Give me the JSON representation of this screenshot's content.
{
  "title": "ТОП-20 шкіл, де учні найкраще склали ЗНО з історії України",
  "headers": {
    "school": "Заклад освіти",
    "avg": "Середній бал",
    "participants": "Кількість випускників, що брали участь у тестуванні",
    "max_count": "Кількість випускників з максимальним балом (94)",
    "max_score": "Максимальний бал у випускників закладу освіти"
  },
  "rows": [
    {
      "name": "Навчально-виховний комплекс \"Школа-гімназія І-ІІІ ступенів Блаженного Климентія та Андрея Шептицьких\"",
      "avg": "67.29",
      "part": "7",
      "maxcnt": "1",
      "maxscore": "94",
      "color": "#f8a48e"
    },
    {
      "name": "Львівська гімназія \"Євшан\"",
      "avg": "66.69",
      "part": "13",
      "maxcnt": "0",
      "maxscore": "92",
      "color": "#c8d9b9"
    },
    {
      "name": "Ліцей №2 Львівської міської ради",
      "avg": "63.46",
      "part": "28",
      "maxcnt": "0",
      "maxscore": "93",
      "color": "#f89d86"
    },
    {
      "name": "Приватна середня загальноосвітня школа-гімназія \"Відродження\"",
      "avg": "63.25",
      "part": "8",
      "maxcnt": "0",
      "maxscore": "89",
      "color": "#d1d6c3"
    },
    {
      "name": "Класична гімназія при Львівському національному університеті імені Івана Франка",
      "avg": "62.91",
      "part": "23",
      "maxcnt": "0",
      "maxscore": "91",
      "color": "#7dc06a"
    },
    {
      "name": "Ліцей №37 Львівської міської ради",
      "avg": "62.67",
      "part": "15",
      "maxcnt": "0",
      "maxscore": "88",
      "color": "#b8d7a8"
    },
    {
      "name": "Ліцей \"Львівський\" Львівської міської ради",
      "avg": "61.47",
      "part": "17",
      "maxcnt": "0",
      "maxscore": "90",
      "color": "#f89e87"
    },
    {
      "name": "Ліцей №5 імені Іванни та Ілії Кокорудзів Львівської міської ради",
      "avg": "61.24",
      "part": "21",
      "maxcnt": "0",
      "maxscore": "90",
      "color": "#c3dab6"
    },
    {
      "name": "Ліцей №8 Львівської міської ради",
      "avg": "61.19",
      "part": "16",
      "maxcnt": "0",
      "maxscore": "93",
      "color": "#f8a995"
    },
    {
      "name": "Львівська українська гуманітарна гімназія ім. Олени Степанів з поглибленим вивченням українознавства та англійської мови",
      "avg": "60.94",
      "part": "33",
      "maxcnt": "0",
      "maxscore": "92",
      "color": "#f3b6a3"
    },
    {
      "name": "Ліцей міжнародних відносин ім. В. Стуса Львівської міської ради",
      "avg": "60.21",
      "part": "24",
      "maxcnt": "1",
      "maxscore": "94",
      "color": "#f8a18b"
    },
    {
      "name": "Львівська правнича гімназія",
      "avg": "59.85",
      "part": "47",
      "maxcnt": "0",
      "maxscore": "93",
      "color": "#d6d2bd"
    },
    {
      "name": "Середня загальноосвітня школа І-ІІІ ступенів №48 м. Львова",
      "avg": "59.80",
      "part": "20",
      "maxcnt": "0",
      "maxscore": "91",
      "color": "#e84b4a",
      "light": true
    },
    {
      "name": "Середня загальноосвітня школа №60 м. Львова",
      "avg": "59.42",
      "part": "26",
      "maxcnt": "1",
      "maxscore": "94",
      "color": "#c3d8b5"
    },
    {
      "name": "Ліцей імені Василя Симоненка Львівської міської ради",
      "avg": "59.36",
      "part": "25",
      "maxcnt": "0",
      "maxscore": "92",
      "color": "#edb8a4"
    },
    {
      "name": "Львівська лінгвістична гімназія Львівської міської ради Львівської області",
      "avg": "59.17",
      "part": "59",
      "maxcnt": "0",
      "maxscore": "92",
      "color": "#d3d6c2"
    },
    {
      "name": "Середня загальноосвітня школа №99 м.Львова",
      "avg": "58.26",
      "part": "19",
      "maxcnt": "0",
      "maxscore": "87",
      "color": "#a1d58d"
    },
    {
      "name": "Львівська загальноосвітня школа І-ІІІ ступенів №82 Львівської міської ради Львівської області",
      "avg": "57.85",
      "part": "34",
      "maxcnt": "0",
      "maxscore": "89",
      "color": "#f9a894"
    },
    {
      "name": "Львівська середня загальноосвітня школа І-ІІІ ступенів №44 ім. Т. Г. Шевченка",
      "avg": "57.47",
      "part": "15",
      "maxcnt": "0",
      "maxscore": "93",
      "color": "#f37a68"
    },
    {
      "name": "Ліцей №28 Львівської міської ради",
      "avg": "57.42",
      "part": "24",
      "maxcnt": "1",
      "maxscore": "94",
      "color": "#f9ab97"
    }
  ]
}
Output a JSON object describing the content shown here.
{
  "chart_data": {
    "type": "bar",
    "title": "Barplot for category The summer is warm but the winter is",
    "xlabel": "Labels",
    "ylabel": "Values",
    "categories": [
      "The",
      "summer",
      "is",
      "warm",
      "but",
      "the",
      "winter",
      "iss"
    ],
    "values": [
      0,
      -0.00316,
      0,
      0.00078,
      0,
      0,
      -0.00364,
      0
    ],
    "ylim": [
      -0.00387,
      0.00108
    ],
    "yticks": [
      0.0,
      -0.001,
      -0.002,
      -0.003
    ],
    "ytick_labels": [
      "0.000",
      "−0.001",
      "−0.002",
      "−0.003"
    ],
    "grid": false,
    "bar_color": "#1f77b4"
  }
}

- Work to be completed: Restate each record exactly as written.

- Solution:
Give me the JSON representation of this screenshot's content.
{
  "title": "ТОП-20 шкіл, де учні найкраще склали ЗНО з історії України",
  "headers": {
    "school": "Заклад освіти",
    "avg": "Середній бал",
    "participants": "Кількість випускників, що брали участь у тестуванні",
    "max_count": "Кількість випускників з максимальним балом (94)",
    "max_score": "Максимальний бал у випускників закладу освіти"
  },
  "rows": [
    {
      "name": "Навчально-виховний комплекс \"Школа-гімназія І-ІІІ ступенів Блаженного Климентія та Андрея Шептицьких\"",
      "avg": "67.29",
      "part": "7",
      "maxcnt": "1",
      "maxscore": "94",
      "color": "#f8a48e"
    },
    {
      "name": "Львівська гімназія \"Євшан\"",
      "avg": "66.69",
      "part": "13",
      "maxcnt": "0",
      "maxscore": "92",
      "color": "#c8d9b9"
    },
    {
      "name": "Ліцей №2 Львівської міської ради",
      "avg": "63.46",
      "part": "28",
      "maxcnt": "0",
      "maxscore": "93",
      "color": "#f89d86"
    },
    {
      "name": "Приватна середня загальноосвітня школа-гімназія \"Відродження\"",
      "avg": "63.25",
      "part": "8",
      "maxcnt": "0",
      "maxscore": "89",
      "color": "#d1d6c3"
    },
    {
      "name": "Класична гімназія при Львівському національному університеті імені Івана Франка",
      "avg": "62.91",
      "part": "23",
      "maxcnt": "0",
      "maxscore": "91",
      "color": "#7dc06a"
    },
    {
      "name": "Ліцей №37 Львівської міської ради",
      "avg": "62.67",
      "part": "15",
      "maxcnt": "0",
      "maxscore": "88",
      "color": "#b8d7a8"
    },
    {
      "name": "Ліцей \"Львівський\" Львівської міської ради",
      "avg": "61.47",
      "part": "17",
      "maxcnt": "0",
      "maxscore": "90",
      "color": "#f89e87"
    },
    {
      "name": "Ліцей №5 імені Іванни та Ілії Кокорудзів Львівської міської ради",
      "avg": "61.24",
      "part": "21",
      "maxcnt": "0",
      "maxscore": "90",
      "color": "#c3dab6"
    },
    {
      "name": "Ліцей №8 Львівської міської ради",
      "avg": "61.19",
      "part": "16",
      "maxcnt": "0",
      "maxscore": "93",
      "color": "#f8a995"
    },
    {
      "name": "Львівська українська гуманітарна гімназія ім. Олени Степанів з поглибленим вивченням українознавства та англійської мови",
      "avg": "60.94",
      "part": "33",
      "maxcnt": "0",
      "maxscore": "92",
      "color": "#f3b6a3"
    },
    {
      "name": "Ліцей міжнародних відносин ім. В. Стуса Львівської міської ради",
      "avg": "60.21",
      "part": "24",
      "maxcnt": "1",
      "maxscore": "94",
      "color": "#f8a18b"
    },
    {
      "name": "Львівська правнича гімназія",
      "avg": "59.85",
      "part": "47",
      "maxcnt": "0",
      "maxscore": "93",
      "color": "#d6d2bd"
    },
    {
      "name": "Середня загальноосвітня школа І-ІІІ ступенів №48 м. Львова",
      "avg": "59.80",
      "part": "20",
      "maxcnt": "0",
      "maxscore": "91",
      "color": "#e84b4a",
      "light": true
    },
    {
      "name": "Середня загальноосвітня школа №60 м. Львова",
      "avg": "59.42",
      "part": "26",
      "maxcnt": "1",
      "maxscore": "94",
      "color": "#c3d8b5"
    },
    {
      "name": "Ліцей імені Василя Симоненка Львівської міської ради",
      "avg": "59.36",
      "part": "25",
      "maxcnt": "0",
      "maxscore": "92",
      "color": "#edb8a4"
    },
    {
      "name": "Львівська лінгвістична гімназія Львівської міської ради Львівської області",
      "avg": "59.17",
      "part": "59",
      "maxcnt": "0",
      "maxscore": "92",
      "color": "#d3d6c2"
    },
    {
      "name": "Середня загальноосвітня школа №99 м.Львова",
      "avg": "58.26",
      "part": "19",
      "maxcnt": "0",
      "maxscore": "87",
      "color": "#a1d58d"
    },
    {
      "name": "Львівська загальноосвітня школа І-ІІІ ступенів №82 Львівської міської ради Львівської області",
      "avg": "57.85",
      "part": "34",
      "maxcnt": "0",
      "maxscore": "89",
      "color": "#f9a894"
    },
    {
      "name": "Львівська середня загальноосвітня школа І-ІІІ ступенів №44 ім. Т. Г. Шевченка",
      "avg": "57.47",
      "part": "15",
      "maxcnt": "0",
      "maxscore": "93",
      "color": "#f37a68"
    },
    {
      "name": "Ліцей №28 Львівської міської ради",
      "avg": "57.42",
      "part": "24",
      "maxcnt": "1",
      "maxscore": "94",
      "color": "#f9ab97"
    }
  ]
}
Output a JSON object describing the content shown here.
{
  "chart_data": {
    "type": "bar",
    "title": "Barplot for category The summer is warm but the winter is",
    "xlabel": "Labels",
    "ylabel": "Values",
    "categories": [
      "The",
      "summer",
      "is",
      "warm",
      "but",
      "the",
      "winter",
      "iss"
    ],
    "values": [
      0,
      -0.00316,
      0,
      0.00078,
      0,
      0,
      -0.00364,
      0
    ],
    "ylim": [
      -0.00387,
      0.00108
    ],
    "yticks": [
      0.0,
      -0.001,
      -0.002,
      -0.003
    ],
    "ytick_labels": [
      "0.000",
      "−0.001",
      "−0.002",
      "−0.003"
    ],
    "grid": false,
    "bar_color": "#1f77b4"
  }
}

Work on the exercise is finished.